● **Written exercise**:
Your task is to output the listing word for word, with pictures excluded.

[Data entries]
# # #
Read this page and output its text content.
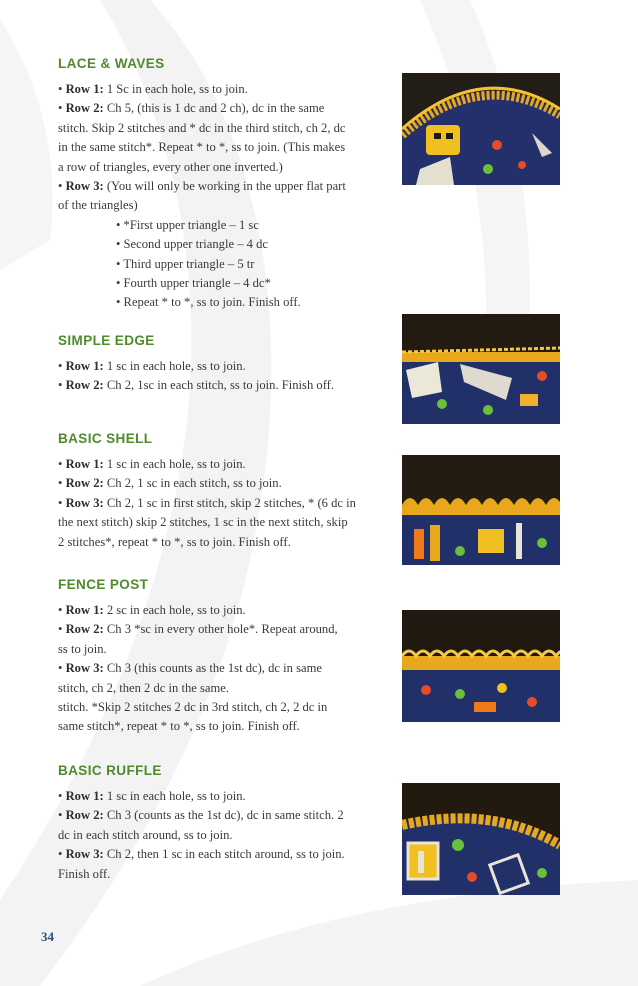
LACE & WAVES

• Row 1: 1 Sc in each hole, ss to join.

• Row 2: Ch 5, (this is 1 dc and 2 ch), dc in the same

stitch. Skip 2 stitches and * dc in the third stitch, ch 2, dc

in the same stitch*. Repeat * to *, ss to join. (This makes

a row of triangles, every other one inverted.)

• Row 3: (You will only be working in the upper flat part

of the triangles)

• *First upper triangle – 1 sc

• Second upper triangle – 4 dc

• Third upper triangle – 5 tr

• Fourth upper triangle – 4 dc*

• Repeat * to *, ss to join. Finish off.

SIMPLE EDGE

• Row 1: 1 sc in each hole, ss to join.

• Row 2: Ch 2, 1sc in each stitch, ss to join. Finish off.

BASIC SHELL

• Row 1: 1 sc in each hole, ss to join.

• Row 2: Ch 2, 1 sc in each stitch, ss to join.

• Row 3: Ch 2, 1 sc in first stitch, skip 2 stitches, * (6 dc in

the next stitch) skip 2 stitches, 1 sc in the next stitch, skip

2 stitches*, repeat * to *, ss to join. Finish off.

FENCE POST

• Row 1: 2 sc in each hole, ss to join.

• Row 2: Ch 3 *sc in every other hole*. Repeat around,

ss to join.

• Row 3: Ch 3 (this counts as the 1st dc), dc in same

stitch, ch 2, then 2 dc in the same.

stitch. *Skip 2 stitches 2 dc in 3rd stitch, ch 2, 2 dc in

same stitch*, repeat * to *, ss to join. Finish off.

BASIC RUFFLE

• Row 1: 1 sc in each hole, ss to join.

• Row 2: Ch 3 (counts as the 1st dc), dc in same stitch. 2

dc in each stitch around, ss to join.

• Row 3: Ch 2, then 1 sc in each stitch around, ss to join.

Finish off.

34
# # #
● **Result**:
Read this page and output its text content.
LACE & WAVES

• Row 1: 1 Sc in each hole, ss to join.

• Row 2: Ch 5, (this is 1 dc and 2 ch), dc in the same

stitch. Skip 2 stitches and * dc in the third stitch, ch 2, dc

in the same stitch*. Repeat * to *, ss to join. (This makes

a row of triangles, every other one inverted.)

• Row 3: (You will only be working in the upper flat part

of the triangles)

• *First upper triangle – 1 sc

• Second upper triangle – 4 dc

• Third upper triangle – 5 tr

• Fourth upper triangle – 4 dc*

• Repeat * to *, ss to join. Finish off.

SIMPLE EDGE

• Row 1: 1 sc in each hole, ss to join.

• Row 2: Ch 2, 1sc in each stitch, ss to join. Finish off.

BASIC SHELL

• Row 1: 1 sc in each hole, ss to join.

• Row 2: Ch 2, 1 sc in each stitch, ss to join.

• Row 3: Ch 2, 1 sc in first stitch, skip 2 stitches, * (6 dc in

the next stitch) skip 2 stitches, 1 sc in the next stitch, skip

2 stitches*, repeat * to *, ss to join. Finish off.

FENCE POST

• Row 1: 2 sc in each hole, ss to join.

• Row 2: Ch 3 *sc in every other hole*. Repeat around,

ss to join.

• Row 3: Ch 3 (this counts as the 1st dc), dc in same

stitch, ch 2, then 2 dc in the same.

stitch. *Skip 2 stitches 2 dc in 3rd stitch, ch 2, 2 dc in

same stitch*, repeat * to *, ss to join. Finish off.

BASIC RUFFLE

• Row 1: 1 sc in each hole, ss to join.

• Row 2: Ch 3 (counts as the 1st dc), dc in same stitch. 2

dc in each stitch around, ss to join.

• Row 3: Ch 2, then 1 sc in each stitch around, ss to join.

Finish off.

34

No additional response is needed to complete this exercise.